Set task
Extract each line of the records below that contains the word "SHORT".

(Lines of data)

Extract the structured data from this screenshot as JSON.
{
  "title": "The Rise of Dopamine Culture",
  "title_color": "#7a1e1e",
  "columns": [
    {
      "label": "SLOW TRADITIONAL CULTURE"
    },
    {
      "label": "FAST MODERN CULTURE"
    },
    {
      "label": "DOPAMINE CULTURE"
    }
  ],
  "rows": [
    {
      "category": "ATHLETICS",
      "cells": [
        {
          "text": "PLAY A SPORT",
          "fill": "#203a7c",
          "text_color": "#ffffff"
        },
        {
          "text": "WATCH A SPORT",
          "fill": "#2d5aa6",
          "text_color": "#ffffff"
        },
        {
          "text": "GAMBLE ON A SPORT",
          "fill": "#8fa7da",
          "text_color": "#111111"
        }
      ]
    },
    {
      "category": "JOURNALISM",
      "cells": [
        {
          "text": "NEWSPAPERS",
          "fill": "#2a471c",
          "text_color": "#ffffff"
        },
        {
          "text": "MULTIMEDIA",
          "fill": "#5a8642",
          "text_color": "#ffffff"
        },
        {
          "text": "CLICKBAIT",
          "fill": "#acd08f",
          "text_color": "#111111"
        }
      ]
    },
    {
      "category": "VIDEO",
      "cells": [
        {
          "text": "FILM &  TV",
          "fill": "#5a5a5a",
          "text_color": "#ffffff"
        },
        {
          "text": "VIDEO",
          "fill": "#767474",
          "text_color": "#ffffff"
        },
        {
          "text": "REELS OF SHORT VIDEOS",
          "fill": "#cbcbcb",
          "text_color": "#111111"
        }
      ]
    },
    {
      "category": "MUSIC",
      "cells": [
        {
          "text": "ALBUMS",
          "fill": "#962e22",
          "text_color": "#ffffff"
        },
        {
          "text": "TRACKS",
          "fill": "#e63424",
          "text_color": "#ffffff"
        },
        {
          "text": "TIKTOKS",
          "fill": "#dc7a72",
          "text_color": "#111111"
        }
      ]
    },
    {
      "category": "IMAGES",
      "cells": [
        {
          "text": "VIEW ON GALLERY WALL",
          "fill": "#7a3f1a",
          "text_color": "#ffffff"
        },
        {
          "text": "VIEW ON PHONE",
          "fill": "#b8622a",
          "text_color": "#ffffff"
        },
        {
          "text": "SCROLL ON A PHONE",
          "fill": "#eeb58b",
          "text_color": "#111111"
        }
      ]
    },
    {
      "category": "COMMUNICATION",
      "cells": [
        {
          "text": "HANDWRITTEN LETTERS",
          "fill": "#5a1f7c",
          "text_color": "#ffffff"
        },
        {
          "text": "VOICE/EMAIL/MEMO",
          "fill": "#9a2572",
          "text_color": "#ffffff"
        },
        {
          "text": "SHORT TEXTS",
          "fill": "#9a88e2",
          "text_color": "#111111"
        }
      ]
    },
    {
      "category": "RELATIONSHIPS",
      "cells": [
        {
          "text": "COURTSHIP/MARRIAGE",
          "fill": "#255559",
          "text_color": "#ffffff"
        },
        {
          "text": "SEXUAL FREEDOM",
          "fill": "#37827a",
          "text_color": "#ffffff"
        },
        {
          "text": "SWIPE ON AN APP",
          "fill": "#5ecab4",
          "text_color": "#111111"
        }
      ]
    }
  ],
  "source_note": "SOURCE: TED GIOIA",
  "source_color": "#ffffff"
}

Written solution
          "text": "REELS OF SHORT VIDEOS",
          "text": "SHORT TEXTS",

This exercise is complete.